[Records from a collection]
########################################

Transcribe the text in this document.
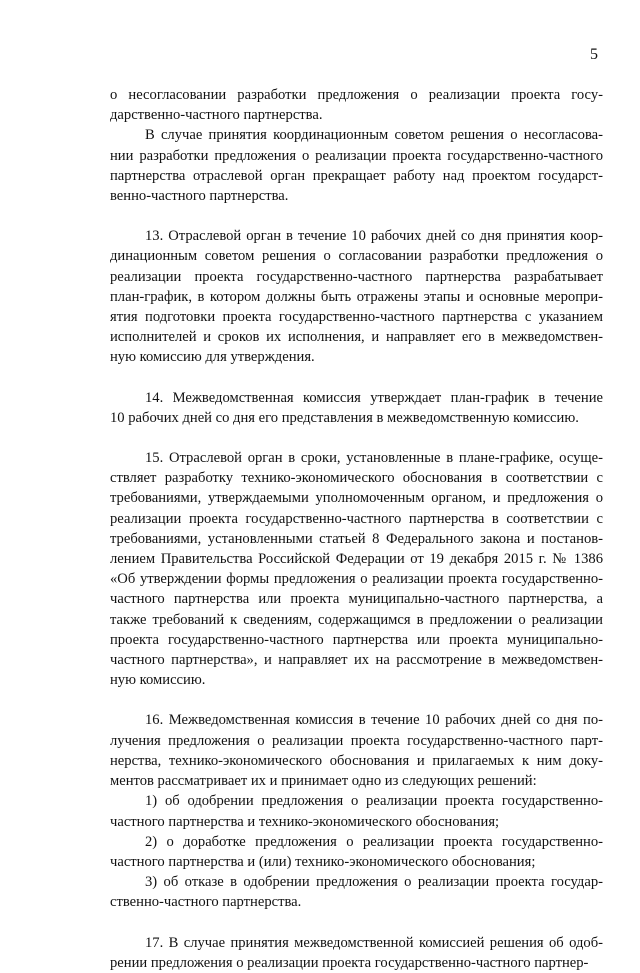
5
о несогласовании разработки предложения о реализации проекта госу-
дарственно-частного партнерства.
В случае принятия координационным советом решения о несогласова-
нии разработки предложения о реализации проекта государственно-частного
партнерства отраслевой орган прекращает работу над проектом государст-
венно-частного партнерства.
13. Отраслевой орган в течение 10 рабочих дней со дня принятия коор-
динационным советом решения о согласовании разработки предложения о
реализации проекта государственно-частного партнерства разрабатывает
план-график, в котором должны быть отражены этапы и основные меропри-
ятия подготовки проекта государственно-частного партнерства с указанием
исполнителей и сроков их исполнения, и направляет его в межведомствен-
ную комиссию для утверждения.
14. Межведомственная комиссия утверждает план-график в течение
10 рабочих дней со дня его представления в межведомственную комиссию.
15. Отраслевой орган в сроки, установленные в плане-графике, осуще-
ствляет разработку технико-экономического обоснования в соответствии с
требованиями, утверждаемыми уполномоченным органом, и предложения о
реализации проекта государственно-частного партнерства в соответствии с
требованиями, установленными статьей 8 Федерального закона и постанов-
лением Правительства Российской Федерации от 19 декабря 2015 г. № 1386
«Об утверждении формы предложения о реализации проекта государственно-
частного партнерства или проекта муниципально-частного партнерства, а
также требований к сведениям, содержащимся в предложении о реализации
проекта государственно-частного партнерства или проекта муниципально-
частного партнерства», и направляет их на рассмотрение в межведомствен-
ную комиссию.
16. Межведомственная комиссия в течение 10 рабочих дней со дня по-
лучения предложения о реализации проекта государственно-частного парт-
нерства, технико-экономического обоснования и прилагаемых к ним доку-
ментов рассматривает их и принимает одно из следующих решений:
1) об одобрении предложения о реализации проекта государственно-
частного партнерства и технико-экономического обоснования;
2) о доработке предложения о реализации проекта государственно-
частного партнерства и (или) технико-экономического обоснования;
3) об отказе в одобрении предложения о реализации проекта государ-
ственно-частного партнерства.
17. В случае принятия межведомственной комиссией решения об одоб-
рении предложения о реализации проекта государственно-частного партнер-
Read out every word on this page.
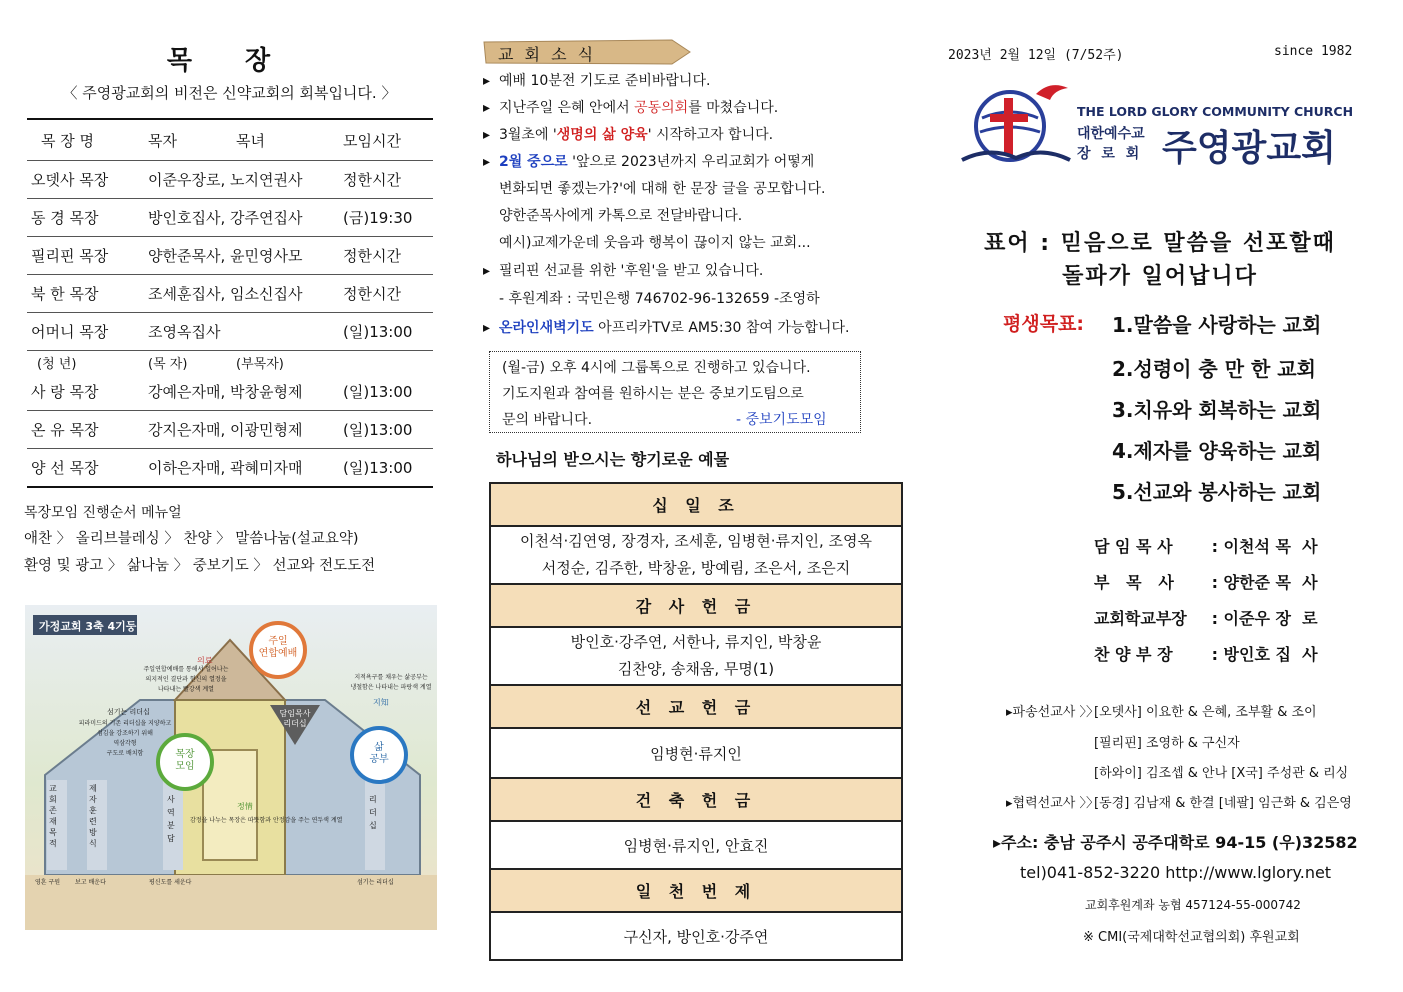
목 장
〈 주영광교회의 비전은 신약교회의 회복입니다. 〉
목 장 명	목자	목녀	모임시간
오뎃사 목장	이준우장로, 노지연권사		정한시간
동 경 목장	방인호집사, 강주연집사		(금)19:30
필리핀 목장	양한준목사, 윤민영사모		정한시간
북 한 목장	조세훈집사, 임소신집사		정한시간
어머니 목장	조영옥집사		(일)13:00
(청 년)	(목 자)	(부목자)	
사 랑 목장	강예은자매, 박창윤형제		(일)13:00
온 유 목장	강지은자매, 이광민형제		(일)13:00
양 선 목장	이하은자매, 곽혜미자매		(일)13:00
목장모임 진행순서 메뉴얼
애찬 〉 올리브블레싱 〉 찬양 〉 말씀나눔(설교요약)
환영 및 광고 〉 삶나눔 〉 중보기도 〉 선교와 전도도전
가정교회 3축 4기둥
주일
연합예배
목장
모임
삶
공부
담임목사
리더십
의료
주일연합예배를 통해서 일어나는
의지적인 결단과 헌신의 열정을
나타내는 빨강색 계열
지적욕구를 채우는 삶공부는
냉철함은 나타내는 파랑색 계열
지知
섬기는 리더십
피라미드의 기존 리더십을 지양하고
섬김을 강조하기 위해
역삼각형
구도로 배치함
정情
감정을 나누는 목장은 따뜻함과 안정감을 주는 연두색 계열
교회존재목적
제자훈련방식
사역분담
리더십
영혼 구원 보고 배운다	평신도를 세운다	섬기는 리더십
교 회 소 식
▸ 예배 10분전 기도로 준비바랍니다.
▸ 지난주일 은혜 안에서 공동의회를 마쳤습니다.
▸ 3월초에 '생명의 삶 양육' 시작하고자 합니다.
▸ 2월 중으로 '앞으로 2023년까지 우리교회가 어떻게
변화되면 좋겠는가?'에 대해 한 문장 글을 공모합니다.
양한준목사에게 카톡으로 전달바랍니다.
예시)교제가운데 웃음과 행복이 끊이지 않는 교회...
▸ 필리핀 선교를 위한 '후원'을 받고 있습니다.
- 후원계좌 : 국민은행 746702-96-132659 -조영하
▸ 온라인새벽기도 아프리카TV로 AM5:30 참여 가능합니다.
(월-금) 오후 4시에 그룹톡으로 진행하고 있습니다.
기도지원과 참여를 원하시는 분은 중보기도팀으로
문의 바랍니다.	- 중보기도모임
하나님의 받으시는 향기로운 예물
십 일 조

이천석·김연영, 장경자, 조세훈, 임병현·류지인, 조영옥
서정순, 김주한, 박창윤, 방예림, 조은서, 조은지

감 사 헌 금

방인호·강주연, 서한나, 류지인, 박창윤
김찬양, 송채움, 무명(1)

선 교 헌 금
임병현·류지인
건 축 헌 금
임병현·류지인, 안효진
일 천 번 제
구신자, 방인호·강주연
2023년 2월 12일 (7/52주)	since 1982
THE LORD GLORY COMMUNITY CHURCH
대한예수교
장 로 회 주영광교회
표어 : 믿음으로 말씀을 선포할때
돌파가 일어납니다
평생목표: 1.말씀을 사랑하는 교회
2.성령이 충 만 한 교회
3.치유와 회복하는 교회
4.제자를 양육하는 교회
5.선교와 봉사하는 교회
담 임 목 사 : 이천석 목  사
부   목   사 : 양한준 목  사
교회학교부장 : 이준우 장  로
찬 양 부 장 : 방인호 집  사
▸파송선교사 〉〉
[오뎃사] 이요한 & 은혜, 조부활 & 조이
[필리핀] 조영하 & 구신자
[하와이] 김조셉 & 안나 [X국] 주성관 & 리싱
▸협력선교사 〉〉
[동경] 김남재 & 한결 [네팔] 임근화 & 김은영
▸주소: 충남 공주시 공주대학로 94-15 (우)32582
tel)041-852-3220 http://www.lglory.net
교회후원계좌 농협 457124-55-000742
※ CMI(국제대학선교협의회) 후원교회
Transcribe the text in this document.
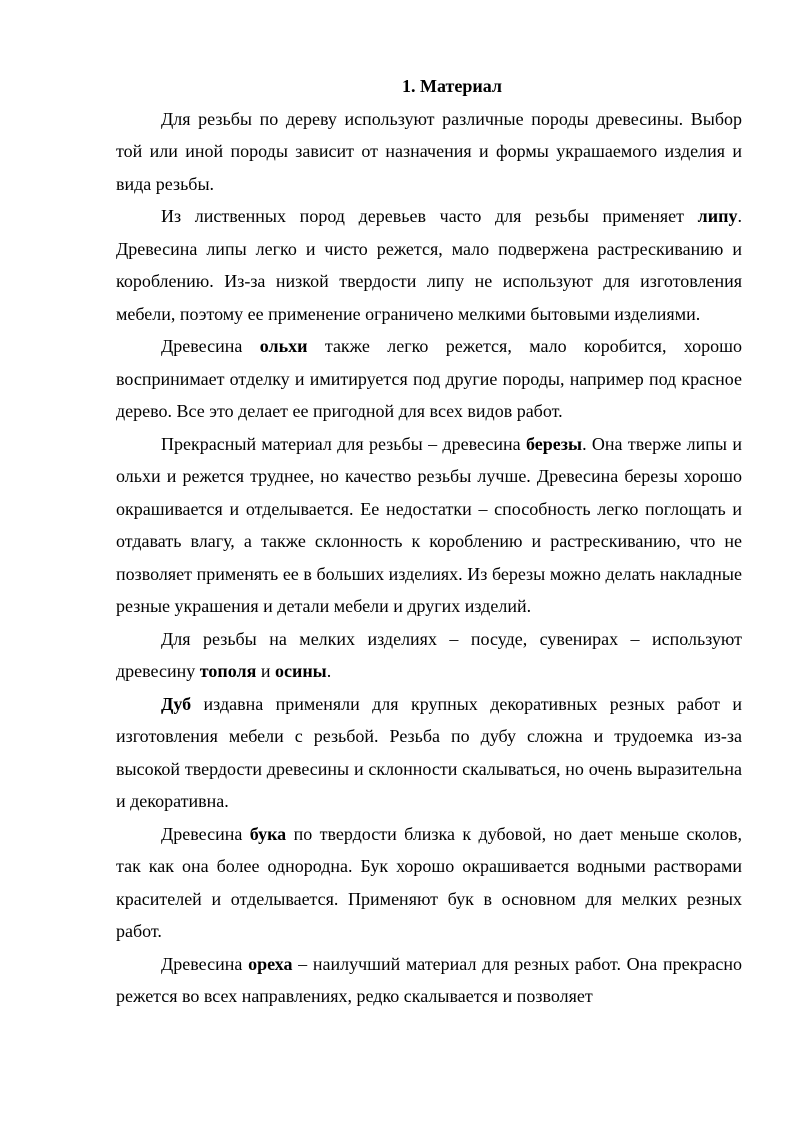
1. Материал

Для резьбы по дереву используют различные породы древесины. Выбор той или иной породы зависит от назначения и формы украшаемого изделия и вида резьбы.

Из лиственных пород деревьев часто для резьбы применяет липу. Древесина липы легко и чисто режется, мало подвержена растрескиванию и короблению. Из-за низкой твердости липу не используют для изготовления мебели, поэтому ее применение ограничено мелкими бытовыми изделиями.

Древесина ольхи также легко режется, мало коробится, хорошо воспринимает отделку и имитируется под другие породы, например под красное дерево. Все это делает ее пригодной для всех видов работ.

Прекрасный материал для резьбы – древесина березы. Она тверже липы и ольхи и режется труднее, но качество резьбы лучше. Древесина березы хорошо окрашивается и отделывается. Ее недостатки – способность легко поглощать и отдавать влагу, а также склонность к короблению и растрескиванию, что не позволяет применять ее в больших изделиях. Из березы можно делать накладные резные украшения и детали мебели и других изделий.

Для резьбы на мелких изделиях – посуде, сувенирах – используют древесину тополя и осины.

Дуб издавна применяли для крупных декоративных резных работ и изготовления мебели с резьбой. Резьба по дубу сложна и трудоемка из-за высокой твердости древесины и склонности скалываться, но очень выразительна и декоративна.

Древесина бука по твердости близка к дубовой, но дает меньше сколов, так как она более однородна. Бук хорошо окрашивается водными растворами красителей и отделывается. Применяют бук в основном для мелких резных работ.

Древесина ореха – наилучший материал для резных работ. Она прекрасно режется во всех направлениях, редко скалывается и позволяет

########################################

Using the records above, gather all lines where the string "формы" is present.

«Об утверждении формы предложения о реализации проекта государственно-
Для резьбы по дереву используют различные породы древесины. Выбор той или иной породы зависит от назначения и формы украшаемого изделия и вида резьбы.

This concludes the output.